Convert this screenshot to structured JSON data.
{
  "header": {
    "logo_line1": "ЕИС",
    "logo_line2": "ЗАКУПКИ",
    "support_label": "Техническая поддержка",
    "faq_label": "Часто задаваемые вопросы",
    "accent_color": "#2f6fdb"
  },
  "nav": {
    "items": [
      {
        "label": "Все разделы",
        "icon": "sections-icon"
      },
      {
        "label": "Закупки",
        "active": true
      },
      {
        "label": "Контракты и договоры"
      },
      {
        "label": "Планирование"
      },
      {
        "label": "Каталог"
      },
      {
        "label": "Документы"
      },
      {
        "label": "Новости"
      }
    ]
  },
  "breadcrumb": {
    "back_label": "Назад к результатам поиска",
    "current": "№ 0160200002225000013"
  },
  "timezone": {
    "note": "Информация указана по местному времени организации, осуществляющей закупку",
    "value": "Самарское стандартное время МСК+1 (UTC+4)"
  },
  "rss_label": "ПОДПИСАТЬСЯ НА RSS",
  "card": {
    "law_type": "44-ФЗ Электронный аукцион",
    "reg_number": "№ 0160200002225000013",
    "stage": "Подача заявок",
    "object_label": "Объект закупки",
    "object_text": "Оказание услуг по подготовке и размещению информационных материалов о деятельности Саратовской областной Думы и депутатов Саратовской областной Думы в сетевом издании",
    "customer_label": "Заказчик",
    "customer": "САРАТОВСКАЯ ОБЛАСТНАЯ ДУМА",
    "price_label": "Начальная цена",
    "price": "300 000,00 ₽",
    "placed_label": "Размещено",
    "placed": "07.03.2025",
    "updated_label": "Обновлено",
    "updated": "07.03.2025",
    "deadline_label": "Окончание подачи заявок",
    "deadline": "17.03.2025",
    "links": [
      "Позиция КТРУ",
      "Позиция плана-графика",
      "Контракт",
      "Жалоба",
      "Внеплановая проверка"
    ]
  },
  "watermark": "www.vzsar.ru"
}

= = =

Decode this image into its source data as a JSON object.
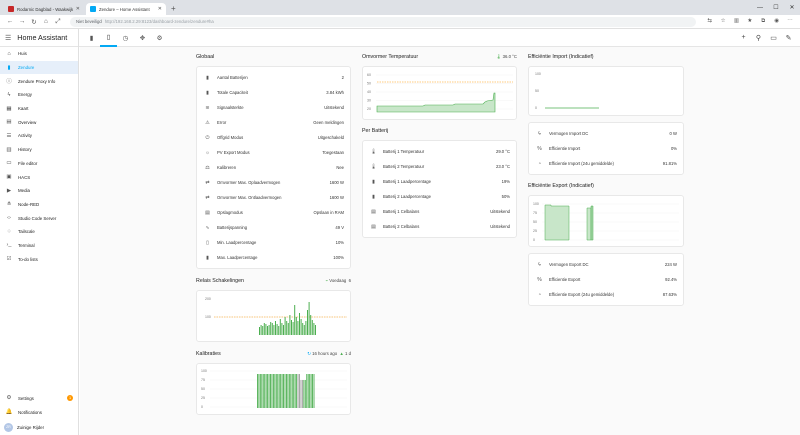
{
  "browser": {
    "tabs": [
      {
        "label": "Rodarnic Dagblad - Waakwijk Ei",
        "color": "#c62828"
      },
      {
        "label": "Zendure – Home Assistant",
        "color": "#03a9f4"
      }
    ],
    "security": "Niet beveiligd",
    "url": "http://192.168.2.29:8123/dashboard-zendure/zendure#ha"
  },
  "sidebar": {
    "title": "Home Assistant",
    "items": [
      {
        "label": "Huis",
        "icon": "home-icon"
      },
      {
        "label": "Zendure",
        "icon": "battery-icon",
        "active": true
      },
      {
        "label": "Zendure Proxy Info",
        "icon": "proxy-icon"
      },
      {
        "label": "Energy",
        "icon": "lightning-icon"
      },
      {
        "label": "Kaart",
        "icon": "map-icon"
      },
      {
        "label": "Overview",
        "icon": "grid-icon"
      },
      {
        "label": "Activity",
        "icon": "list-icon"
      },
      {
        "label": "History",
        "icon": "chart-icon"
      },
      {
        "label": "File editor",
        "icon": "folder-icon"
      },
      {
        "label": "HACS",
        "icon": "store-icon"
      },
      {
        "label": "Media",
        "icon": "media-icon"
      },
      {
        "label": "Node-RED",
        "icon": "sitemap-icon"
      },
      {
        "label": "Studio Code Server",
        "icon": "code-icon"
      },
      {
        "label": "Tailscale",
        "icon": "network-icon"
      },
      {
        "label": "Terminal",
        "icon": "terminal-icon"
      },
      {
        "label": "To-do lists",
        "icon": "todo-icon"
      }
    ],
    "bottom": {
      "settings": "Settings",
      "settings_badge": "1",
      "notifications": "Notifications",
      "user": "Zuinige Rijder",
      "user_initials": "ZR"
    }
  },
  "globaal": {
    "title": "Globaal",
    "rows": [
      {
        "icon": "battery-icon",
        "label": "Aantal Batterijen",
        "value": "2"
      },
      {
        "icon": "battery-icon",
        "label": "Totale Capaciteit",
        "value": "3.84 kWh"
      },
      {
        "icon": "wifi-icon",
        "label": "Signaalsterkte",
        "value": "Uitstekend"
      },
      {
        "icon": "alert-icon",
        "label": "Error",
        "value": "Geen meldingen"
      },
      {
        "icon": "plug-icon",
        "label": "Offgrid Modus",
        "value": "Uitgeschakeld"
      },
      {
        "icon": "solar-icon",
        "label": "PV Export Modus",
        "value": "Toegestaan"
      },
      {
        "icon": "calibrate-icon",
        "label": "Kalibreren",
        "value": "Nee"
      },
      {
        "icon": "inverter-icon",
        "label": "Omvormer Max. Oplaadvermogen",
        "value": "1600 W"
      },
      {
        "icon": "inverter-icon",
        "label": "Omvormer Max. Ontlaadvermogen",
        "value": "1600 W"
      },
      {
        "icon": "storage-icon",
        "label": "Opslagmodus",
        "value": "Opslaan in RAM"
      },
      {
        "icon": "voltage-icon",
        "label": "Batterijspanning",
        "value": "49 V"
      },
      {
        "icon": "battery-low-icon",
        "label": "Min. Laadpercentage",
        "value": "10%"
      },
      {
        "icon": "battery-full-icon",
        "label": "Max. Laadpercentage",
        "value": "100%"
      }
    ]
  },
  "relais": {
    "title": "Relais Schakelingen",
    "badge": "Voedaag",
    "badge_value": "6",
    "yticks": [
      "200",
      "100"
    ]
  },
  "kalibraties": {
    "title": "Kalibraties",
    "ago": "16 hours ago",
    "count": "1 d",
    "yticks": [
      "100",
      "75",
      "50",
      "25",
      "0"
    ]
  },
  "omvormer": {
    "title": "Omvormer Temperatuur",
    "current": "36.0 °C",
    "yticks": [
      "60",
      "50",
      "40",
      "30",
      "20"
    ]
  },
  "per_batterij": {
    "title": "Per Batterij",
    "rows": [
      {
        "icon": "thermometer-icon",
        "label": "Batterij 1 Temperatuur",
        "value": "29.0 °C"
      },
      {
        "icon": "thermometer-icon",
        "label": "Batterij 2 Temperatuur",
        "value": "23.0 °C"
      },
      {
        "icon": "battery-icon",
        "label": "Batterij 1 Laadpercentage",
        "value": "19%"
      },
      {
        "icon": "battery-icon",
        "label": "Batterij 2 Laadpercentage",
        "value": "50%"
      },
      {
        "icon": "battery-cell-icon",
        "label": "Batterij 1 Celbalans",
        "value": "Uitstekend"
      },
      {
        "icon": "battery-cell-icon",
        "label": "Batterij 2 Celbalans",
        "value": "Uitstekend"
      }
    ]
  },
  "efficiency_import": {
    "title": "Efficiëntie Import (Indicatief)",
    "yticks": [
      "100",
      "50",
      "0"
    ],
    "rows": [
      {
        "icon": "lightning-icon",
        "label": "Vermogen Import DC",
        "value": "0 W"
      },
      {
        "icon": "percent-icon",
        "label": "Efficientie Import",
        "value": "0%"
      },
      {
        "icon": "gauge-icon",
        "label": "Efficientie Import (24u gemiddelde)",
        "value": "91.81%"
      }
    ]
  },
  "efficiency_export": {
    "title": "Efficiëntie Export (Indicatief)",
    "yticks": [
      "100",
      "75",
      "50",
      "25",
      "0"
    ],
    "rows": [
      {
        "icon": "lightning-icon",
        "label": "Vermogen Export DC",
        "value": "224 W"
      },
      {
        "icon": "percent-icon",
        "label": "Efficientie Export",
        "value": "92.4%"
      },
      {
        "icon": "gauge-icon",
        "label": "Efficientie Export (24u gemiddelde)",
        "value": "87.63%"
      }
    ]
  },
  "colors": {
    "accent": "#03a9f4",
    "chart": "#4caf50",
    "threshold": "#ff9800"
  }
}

= = =

§ **What to do**
Each line containing the word "заявок" counts once; say how many such lines there are, giving only the number.

§ **Finished task**
2